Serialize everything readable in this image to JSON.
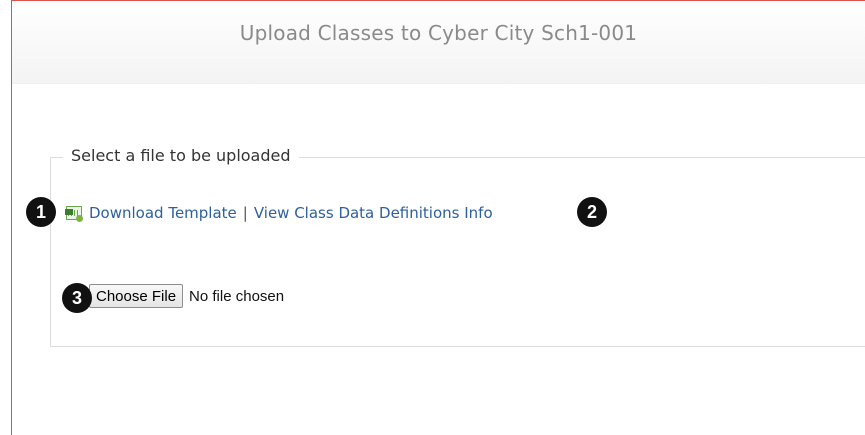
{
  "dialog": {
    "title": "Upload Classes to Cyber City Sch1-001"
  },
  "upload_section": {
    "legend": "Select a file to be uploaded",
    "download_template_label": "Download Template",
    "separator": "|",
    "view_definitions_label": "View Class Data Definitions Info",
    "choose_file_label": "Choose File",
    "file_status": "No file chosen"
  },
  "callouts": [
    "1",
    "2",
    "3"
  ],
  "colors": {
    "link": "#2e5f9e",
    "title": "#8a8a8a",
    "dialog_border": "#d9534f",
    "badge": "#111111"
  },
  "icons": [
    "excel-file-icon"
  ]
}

==

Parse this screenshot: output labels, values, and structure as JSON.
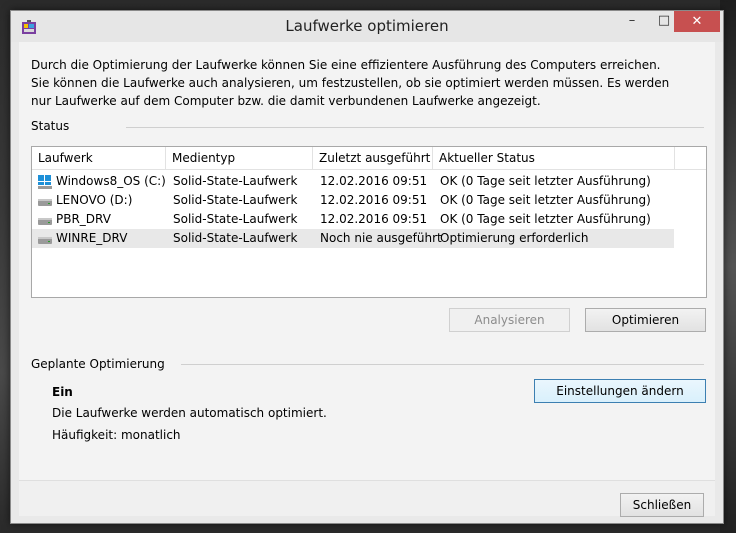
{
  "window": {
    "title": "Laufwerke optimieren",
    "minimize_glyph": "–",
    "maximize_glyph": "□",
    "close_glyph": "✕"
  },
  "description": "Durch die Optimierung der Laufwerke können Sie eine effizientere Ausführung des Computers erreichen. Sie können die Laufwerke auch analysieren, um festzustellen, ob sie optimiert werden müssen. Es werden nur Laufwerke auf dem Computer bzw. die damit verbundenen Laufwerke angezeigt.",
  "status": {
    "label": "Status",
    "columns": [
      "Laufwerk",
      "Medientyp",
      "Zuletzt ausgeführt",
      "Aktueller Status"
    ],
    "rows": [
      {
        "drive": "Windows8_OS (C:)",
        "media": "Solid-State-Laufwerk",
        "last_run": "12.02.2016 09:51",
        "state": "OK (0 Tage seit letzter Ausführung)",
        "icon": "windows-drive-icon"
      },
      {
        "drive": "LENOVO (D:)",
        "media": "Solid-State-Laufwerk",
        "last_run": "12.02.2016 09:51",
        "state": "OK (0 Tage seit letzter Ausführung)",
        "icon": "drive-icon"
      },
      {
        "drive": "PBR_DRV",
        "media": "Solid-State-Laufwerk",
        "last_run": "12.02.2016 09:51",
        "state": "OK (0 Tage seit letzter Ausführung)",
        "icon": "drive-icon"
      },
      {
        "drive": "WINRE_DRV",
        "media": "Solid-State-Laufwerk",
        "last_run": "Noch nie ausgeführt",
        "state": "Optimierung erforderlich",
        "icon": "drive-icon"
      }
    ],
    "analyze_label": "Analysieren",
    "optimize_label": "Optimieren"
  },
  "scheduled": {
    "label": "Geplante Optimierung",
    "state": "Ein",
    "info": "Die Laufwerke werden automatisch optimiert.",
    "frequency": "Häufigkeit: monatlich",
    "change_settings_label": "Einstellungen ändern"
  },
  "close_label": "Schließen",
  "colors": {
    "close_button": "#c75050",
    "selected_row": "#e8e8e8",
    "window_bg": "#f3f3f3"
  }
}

◆ Stated exercise:
Pick each line holding the word "JSON" out of the data and copy it.

◆ Worked solution:
Serialize everything readable in this image to JSON.
Parse this screenshot: output labels, values, and structure as JSON.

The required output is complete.